Description of the task =
Scan the data for lines with "frac" and report the count by itself.

>> Start Provided material

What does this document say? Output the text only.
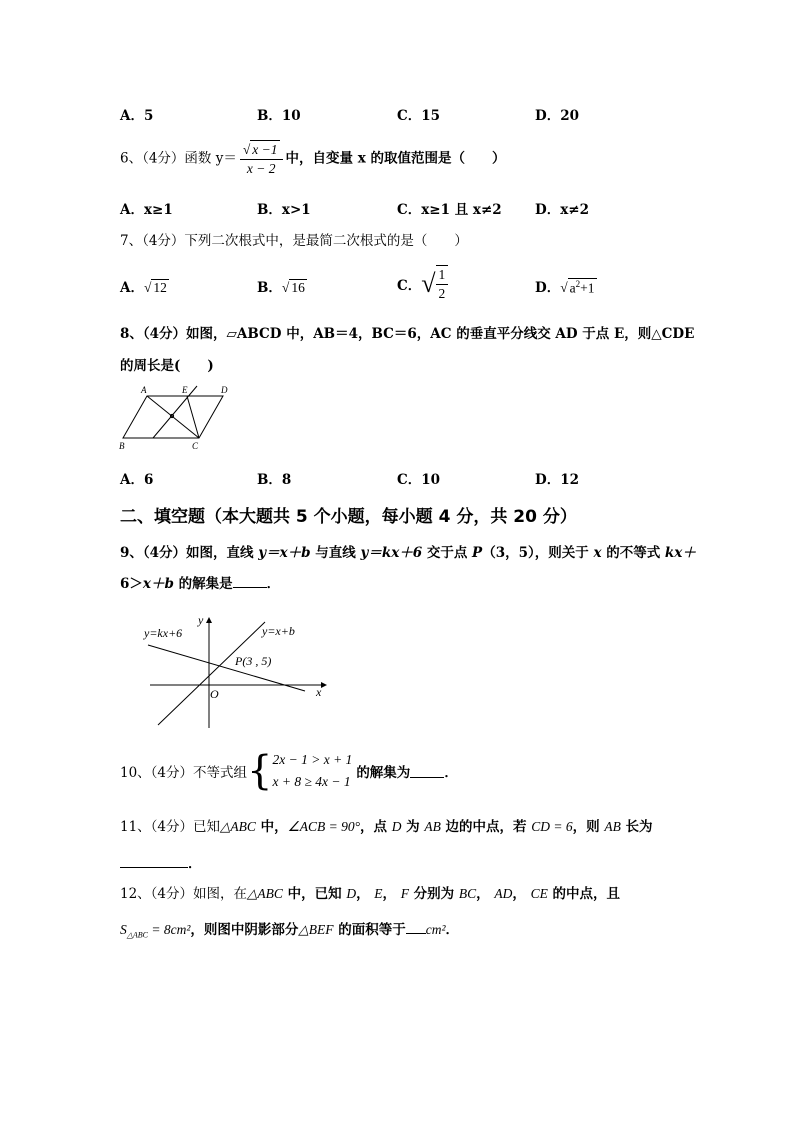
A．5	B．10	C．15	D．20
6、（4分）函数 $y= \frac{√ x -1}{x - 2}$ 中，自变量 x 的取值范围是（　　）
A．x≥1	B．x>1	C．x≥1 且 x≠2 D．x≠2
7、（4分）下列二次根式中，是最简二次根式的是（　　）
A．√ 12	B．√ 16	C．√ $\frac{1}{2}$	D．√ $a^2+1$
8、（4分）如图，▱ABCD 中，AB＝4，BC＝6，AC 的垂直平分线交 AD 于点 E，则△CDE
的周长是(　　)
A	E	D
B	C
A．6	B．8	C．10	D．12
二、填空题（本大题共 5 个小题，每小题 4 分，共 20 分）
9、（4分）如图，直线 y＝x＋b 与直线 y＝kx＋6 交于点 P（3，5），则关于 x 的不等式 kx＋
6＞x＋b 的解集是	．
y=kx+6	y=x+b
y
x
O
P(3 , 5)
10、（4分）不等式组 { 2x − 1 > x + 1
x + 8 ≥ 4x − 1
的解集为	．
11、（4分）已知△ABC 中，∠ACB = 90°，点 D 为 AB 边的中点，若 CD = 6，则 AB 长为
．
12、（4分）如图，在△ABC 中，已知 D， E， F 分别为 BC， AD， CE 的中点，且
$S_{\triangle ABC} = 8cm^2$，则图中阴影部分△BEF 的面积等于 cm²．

>> End Provided material
>> Start Provided material

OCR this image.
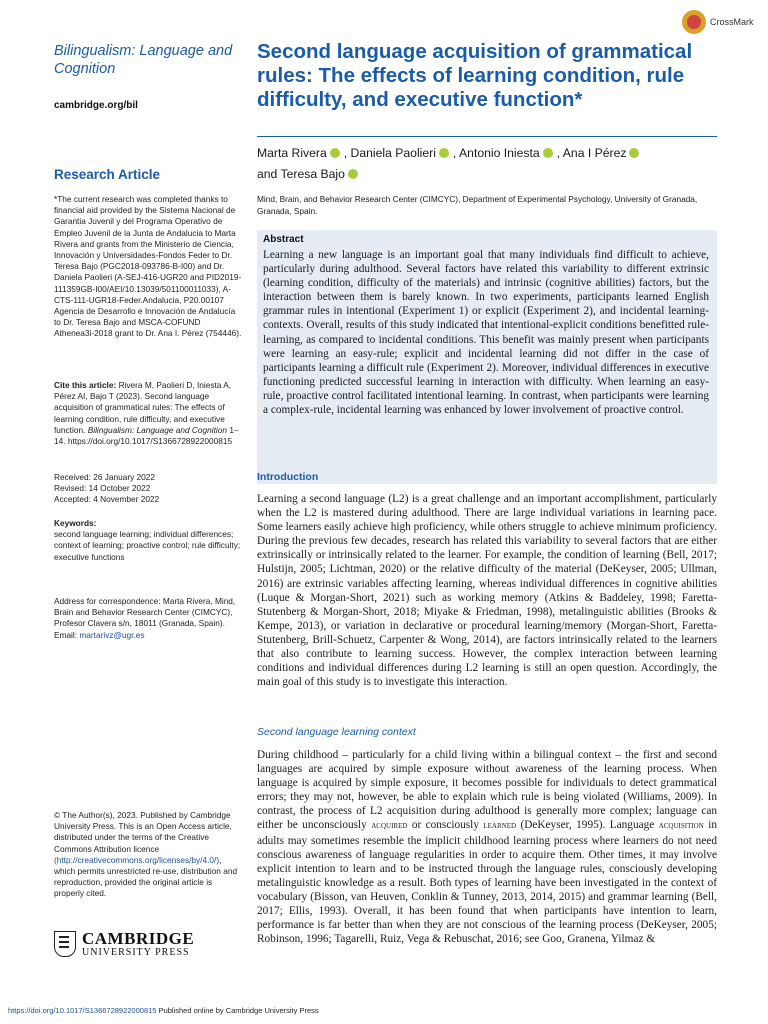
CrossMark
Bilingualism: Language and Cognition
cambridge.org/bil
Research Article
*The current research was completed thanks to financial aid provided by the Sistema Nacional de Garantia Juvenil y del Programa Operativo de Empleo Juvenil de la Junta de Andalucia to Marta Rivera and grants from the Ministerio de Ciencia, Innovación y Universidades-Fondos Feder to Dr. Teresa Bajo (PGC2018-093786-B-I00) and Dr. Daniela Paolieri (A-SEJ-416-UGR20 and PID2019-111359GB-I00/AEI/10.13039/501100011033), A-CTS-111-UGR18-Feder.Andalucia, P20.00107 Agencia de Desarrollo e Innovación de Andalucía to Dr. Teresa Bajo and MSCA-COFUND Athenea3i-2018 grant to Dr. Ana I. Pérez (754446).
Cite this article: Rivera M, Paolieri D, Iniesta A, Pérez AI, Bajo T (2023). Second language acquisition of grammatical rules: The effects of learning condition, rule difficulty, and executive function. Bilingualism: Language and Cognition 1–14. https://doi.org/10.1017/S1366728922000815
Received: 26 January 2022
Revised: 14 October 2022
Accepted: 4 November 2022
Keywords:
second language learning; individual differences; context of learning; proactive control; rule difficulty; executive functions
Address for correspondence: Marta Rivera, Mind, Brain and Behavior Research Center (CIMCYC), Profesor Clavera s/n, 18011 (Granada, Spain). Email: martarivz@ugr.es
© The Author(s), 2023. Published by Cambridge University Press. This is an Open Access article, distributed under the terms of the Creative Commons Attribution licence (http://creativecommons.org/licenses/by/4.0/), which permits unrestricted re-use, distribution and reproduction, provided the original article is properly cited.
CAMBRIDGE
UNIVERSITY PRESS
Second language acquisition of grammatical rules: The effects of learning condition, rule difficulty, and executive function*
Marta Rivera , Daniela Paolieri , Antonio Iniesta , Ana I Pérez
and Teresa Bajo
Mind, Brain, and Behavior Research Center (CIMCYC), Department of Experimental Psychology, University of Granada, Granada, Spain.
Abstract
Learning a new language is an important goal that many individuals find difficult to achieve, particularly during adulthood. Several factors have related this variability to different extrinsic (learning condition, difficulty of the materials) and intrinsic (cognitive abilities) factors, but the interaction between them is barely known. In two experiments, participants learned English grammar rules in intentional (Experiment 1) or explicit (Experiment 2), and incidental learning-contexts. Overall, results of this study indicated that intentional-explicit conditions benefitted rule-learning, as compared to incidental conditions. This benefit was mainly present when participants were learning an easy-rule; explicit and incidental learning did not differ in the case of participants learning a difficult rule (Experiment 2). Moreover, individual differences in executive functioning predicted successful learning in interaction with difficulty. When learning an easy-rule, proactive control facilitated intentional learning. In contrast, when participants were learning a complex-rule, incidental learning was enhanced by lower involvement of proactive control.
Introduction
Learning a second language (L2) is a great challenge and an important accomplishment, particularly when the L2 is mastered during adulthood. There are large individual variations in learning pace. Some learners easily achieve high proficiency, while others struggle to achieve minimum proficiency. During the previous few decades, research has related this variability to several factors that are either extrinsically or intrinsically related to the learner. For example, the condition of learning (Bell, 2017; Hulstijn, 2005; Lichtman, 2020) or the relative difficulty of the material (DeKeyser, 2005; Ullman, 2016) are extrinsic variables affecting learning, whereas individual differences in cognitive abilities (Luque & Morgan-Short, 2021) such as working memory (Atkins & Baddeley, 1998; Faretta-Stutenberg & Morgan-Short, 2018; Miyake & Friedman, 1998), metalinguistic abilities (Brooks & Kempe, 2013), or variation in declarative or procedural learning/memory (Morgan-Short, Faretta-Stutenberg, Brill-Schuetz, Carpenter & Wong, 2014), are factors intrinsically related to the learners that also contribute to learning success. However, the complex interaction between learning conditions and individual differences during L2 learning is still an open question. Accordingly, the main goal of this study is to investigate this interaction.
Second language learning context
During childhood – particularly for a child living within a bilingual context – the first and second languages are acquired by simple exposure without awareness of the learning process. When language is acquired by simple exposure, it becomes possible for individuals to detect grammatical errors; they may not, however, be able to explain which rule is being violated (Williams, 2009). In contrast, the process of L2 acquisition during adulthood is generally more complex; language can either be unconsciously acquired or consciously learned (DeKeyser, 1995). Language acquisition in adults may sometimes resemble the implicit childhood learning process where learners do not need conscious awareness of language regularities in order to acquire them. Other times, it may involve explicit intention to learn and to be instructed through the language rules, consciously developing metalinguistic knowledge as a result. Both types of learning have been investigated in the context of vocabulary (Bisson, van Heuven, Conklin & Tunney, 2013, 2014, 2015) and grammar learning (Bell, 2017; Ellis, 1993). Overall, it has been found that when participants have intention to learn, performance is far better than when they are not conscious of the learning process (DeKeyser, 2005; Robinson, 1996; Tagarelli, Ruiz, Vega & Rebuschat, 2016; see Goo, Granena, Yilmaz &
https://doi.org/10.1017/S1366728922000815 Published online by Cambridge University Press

>> End Provided material

Problem solution =
2